◆ STATED PROBLEM: Each record below should appear again exactly as written.

— BEGIN RECORDS PROVIDED —

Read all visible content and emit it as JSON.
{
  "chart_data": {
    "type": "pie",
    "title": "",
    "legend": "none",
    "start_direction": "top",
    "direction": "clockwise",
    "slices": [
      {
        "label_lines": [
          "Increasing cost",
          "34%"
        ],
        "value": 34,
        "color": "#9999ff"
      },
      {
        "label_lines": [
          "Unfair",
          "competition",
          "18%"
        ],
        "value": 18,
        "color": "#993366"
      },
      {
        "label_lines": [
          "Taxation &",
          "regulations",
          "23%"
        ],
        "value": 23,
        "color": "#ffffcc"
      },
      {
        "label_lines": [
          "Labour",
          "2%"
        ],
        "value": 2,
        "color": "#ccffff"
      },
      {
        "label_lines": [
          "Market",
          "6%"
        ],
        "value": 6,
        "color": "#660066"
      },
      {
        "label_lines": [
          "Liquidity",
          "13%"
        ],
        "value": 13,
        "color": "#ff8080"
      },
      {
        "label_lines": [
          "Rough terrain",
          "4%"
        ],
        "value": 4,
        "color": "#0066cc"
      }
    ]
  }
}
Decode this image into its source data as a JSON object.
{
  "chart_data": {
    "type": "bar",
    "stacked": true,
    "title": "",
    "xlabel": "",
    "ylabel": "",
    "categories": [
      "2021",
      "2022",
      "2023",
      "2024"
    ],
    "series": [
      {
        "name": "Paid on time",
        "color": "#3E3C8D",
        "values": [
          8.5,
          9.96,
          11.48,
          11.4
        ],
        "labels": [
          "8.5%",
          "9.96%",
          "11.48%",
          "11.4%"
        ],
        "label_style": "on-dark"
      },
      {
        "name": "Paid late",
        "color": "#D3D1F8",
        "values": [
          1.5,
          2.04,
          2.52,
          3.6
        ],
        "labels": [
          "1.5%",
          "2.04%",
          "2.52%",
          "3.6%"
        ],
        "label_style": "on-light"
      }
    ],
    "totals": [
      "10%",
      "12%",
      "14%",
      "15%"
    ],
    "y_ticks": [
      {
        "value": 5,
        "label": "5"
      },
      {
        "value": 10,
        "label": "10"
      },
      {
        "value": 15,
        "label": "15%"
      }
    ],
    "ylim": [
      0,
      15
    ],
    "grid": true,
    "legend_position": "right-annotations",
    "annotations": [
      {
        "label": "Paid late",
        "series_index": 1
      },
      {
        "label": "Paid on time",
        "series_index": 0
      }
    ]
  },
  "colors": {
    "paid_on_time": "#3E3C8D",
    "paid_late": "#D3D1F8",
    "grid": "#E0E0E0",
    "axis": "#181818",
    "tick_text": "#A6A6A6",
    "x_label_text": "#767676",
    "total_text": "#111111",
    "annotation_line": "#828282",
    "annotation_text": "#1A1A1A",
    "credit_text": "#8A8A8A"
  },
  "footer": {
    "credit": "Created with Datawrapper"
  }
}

— END RECORDS PROVIDED —

◆ TASK SOLUTION:
Read all visible content and emit it as JSON.
{
  "chart_data": {
    "type": "pie",
    "title": "",
    "legend": "none",
    "start_direction": "top",
    "direction": "clockwise",
    "slices": [
      {
        "label_lines": [
          "Increasing cost",
          "34%"
        ],
        "value": 34,
        "color": "#9999ff"
      },
      {
        "label_lines": [
          "Unfair",
          "competition",
          "18%"
        ],
        "value": 18,
        "color": "#993366"
      },
      {
        "label_lines": [
          "Taxation &",
          "regulations",
          "23%"
        ],
        "value": 23,
        "color": "#ffffcc"
      },
      {
        "label_lines": [
          "Labour",
          "2%"
        ],
        "value": 2,
        "color": "#ccffff"
      },
      {
        "label_lines": [
          "Market",
          "6%"
        ],
        "value": 6,
        "color": "#660066"
      },
      {
        "label_lines": [
          "Liquidity",
          "13%"
        ],
        "value": 13,
        "color": "#ff8080"
      },
      {
        "label_lines": [
          "Rough terrain",
          "4%"
        ],
        "value": 4,
        "color": "#0066cc"
      }
    ]
  }
}
Decode this image into its source data as a JSON object.
{
  "chart_data": {
    "type": "bar",
    "stacked": true,
    "title": "",
    "xlabel": "",
    "ylabel": "",
    "categories": [
      "2021",
      "2022",
      "2023",
      "2024"
    ],
    "series": [
      {
        "name": "Paid on time",
        "color": "#3E3C8D",
        "values": [
          8.5,
          9.96,
          11.48,
          11.4
        ],
        "labels": [
          "8.5%",
          "9.96%",
          "11.48%",
          "11.4%"
        ],
        "label_style": "on-dark"
      },
      {
        "name": "Paid late",
        "color": "#D3D1F8",
        "values": [
          1.5,
          2.04,
          2.52,
          3.6
        ],
        "labels": [
          "1.5%",
          "2.04%",
          "2.52%",
          "3.6%"
        ],
        "label_style": "on-light"
      }
    ],
    "totals": [
      "10%",
      "12%",
      "14%",
      "15%"
    ],
    "y_ticks": [
      {
        "value": 5,
        "label": "5"
      },
      {
        "value": 10,
        "label": "10"
      },
      {
        "value": 15,
        "label": "15%"
      }
    ],
    "ylim": [
      0,
      15
    ],
    "grid": true,
    "legend_position": "right-annotations",
    "annotations": [
      {
        "label": "Paid late",
        "series_index": 1
      },
      {
        "label": "Paid on time",
        "series_index": 0
      }
    ]
  },
  "colors": {
    "paid_on_time": "#3E3C8D",
    "paid_late": "#D3D1F8",
    "grid": "#E0E0E0",
    "axis": "#181818",
    "tick_text": "#A6A6A6",
    "x_label_text": "#767676",
    "total_text": "#111111",
    "annotation_line": "#828282",
    "annotation_text": "#1A1A1A",
    "credit_text": "#8A8A8A"
  },
  "footer": {
    "credit": "Created with Datawrapper"
  }
}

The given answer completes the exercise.